> [AVAILABLE RECORDS]

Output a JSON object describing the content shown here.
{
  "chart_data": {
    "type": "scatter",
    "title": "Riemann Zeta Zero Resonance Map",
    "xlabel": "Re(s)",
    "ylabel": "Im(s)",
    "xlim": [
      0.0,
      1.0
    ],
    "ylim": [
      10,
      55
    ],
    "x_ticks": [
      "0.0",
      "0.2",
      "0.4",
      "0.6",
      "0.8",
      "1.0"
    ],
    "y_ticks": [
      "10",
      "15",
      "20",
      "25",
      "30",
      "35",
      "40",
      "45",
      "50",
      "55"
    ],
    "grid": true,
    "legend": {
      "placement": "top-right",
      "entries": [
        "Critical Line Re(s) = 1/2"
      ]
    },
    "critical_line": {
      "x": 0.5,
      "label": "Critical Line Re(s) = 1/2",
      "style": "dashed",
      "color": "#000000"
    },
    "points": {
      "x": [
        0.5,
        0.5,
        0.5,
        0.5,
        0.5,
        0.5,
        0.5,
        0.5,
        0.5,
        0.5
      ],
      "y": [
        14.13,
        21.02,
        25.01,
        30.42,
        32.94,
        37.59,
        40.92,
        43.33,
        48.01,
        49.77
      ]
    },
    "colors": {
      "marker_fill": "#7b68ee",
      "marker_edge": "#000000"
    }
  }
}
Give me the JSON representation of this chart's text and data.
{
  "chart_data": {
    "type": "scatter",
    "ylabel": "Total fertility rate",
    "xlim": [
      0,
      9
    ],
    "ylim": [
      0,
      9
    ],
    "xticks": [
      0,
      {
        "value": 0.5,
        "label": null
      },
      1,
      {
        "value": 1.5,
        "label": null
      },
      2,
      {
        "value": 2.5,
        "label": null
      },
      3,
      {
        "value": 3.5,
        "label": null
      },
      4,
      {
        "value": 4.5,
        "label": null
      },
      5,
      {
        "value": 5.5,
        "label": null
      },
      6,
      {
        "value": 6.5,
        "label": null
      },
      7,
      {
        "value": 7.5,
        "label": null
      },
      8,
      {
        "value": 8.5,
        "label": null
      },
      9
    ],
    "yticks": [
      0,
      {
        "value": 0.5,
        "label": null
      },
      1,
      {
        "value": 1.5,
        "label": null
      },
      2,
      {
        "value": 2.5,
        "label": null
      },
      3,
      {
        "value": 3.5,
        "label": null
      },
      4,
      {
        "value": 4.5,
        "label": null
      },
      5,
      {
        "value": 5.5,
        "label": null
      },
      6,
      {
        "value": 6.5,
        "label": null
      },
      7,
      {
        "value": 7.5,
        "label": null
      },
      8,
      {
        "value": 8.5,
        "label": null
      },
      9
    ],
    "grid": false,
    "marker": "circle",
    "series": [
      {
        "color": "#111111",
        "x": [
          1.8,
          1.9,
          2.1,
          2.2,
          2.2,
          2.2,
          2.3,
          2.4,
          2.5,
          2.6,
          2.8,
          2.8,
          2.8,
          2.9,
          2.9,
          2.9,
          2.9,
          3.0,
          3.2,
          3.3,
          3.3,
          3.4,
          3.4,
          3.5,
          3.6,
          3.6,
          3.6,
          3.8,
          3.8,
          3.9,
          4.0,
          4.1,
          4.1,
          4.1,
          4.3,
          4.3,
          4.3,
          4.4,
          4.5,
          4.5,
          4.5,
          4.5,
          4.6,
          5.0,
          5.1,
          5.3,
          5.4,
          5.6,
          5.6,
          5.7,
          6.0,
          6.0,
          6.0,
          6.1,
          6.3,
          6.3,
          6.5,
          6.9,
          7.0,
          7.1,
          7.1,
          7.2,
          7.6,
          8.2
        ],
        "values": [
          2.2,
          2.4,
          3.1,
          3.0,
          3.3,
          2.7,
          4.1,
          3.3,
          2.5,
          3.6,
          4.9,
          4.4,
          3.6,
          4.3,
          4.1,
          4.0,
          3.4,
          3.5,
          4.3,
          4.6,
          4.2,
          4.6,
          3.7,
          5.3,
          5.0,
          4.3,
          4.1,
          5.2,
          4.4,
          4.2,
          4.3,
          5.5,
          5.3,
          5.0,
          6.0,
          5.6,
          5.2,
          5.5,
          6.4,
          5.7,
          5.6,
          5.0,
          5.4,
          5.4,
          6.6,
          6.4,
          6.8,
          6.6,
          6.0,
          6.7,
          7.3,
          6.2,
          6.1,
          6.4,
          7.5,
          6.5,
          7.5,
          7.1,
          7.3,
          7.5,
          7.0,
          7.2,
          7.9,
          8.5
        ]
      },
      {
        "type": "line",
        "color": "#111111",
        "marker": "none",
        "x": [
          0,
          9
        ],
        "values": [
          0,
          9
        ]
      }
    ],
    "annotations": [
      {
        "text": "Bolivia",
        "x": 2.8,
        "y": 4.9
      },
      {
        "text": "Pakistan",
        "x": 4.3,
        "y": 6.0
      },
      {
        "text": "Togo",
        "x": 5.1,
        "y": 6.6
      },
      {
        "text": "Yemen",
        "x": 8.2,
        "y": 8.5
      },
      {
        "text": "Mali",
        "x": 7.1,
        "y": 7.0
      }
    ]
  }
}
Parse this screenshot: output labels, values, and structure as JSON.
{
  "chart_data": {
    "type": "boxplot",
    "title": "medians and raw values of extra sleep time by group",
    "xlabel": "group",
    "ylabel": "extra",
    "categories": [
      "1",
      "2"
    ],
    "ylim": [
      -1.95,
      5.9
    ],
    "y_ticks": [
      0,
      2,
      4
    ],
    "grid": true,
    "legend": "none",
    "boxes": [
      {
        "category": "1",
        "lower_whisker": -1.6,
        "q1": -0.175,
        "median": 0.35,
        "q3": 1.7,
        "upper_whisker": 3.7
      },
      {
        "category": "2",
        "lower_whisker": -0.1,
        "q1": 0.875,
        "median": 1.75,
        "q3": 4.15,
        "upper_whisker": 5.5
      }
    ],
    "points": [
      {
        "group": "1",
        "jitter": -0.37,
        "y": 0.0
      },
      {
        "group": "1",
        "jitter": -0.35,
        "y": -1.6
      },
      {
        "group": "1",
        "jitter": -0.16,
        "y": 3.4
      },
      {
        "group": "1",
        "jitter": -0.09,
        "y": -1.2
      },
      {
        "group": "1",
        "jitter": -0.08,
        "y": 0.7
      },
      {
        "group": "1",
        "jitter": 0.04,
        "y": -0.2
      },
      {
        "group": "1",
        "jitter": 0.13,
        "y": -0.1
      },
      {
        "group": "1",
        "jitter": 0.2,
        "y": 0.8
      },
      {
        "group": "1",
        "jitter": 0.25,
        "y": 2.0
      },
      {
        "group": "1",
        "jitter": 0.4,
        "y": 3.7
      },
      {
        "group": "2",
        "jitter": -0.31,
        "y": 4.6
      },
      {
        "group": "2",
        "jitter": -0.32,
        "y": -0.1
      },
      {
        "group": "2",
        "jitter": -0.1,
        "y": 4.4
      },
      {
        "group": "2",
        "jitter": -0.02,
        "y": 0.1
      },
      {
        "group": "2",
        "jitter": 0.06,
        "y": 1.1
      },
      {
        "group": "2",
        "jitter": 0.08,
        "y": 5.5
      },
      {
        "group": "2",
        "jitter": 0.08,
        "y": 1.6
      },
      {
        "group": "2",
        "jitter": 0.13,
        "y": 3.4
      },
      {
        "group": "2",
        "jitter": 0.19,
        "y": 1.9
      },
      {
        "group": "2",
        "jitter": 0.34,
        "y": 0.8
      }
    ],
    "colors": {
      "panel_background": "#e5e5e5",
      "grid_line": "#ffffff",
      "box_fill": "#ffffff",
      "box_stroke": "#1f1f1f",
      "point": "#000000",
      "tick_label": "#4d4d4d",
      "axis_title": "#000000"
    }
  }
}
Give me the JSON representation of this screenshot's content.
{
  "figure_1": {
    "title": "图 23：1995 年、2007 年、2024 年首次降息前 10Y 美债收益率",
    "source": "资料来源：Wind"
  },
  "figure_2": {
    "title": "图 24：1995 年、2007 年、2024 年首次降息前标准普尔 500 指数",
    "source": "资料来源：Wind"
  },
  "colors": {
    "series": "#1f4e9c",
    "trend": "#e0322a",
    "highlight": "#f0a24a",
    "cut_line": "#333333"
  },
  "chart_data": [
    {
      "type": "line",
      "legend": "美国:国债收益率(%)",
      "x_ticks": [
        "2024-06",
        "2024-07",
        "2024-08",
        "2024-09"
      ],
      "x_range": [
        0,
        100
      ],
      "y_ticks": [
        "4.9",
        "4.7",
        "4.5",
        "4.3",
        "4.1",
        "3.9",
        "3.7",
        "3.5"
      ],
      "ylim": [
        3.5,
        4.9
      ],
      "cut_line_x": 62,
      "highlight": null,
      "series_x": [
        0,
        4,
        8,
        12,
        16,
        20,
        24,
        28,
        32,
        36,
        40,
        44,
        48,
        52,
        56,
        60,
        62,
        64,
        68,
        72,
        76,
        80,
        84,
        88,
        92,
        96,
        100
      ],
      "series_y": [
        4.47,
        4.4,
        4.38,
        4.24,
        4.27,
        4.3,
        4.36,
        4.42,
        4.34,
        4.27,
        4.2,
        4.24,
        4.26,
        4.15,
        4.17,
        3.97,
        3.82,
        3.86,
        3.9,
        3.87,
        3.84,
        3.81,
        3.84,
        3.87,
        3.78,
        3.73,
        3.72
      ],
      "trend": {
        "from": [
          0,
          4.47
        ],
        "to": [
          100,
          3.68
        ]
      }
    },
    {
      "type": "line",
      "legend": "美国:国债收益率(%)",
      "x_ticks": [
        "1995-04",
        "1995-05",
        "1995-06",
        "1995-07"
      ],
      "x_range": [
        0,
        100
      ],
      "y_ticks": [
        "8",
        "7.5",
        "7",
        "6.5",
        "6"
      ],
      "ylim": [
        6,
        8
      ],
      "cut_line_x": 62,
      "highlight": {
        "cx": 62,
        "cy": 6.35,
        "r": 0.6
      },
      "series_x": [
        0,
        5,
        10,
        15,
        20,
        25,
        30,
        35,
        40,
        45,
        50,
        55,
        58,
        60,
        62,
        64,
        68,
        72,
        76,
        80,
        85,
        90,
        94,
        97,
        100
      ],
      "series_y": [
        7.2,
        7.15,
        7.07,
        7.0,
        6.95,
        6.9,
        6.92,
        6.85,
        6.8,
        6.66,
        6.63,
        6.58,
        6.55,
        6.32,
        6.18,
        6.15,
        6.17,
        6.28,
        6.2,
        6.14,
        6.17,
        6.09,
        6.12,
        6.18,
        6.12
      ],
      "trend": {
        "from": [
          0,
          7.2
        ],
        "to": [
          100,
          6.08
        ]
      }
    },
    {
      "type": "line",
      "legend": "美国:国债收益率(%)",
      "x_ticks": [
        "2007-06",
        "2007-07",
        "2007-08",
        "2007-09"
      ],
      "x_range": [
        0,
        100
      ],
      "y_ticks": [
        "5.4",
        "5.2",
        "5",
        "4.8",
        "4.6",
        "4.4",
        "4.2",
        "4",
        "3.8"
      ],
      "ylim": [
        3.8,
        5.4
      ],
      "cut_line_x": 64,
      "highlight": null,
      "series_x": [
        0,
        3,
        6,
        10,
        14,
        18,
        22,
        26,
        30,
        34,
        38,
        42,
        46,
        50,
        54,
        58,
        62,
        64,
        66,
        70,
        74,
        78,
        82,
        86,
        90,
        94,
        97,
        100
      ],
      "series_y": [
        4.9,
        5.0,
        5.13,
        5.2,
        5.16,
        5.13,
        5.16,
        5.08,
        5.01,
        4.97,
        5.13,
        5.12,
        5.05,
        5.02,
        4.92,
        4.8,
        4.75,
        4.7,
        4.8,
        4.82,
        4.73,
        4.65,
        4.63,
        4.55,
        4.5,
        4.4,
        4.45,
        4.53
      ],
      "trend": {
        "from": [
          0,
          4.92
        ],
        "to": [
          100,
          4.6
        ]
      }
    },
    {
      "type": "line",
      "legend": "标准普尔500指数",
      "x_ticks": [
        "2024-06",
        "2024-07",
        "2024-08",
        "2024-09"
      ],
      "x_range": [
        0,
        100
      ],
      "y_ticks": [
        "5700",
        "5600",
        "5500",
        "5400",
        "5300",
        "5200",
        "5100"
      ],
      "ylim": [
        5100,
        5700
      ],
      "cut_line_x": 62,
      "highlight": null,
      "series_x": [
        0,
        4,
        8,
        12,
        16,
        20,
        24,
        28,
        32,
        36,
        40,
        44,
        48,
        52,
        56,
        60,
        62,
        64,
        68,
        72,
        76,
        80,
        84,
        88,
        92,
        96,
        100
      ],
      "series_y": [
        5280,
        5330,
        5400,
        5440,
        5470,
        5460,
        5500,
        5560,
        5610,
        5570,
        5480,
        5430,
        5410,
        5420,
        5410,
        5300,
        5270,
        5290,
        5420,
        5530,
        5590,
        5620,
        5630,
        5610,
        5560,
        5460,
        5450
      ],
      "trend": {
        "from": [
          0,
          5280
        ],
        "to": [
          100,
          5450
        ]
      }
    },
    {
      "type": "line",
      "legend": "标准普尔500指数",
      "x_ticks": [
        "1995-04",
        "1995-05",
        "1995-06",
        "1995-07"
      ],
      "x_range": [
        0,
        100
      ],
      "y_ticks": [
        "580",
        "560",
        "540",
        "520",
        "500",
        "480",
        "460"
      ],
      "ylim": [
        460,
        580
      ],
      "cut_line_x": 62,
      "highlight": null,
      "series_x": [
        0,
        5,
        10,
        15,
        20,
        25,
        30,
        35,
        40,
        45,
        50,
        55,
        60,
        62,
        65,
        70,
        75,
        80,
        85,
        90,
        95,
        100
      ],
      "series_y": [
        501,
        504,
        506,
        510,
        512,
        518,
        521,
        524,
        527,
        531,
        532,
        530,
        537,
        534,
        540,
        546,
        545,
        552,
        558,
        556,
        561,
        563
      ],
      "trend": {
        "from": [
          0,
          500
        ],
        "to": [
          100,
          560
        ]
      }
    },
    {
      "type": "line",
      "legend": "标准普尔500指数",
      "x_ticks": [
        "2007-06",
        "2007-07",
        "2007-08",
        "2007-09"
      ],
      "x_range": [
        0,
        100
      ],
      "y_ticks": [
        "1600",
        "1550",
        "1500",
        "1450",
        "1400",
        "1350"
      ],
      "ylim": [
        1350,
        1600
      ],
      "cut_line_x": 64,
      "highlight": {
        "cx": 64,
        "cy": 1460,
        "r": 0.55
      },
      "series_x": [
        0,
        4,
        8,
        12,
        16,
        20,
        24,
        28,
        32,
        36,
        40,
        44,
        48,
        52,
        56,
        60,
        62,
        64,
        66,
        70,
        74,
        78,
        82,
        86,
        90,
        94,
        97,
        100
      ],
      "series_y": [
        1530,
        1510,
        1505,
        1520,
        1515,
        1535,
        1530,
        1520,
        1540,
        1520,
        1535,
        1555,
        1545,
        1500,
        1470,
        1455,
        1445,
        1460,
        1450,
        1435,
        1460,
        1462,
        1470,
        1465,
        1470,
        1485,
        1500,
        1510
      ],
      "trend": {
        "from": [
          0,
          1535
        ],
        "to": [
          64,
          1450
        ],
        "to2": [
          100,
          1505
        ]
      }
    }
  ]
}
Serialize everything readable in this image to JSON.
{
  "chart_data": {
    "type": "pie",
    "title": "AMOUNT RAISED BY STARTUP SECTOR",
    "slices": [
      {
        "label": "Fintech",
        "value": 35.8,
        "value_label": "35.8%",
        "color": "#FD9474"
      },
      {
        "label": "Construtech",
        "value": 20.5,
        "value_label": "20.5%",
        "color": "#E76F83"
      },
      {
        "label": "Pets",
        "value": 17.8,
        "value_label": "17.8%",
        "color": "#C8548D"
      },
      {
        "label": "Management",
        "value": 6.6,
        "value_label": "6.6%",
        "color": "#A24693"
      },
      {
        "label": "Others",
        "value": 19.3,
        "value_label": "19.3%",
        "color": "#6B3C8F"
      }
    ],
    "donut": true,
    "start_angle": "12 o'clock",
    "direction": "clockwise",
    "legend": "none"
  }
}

> [EXERCISE REQUIREMENTS]
Copy out every line from the records that has the word "text".

> [OUTPUT]
Give me the JSON representation of this chart's text and data.
        "text": "Bolivia",
        "text": "Pakistan",
        "text": "Togo",
        "text": "Yemen",
        "text": "Mali",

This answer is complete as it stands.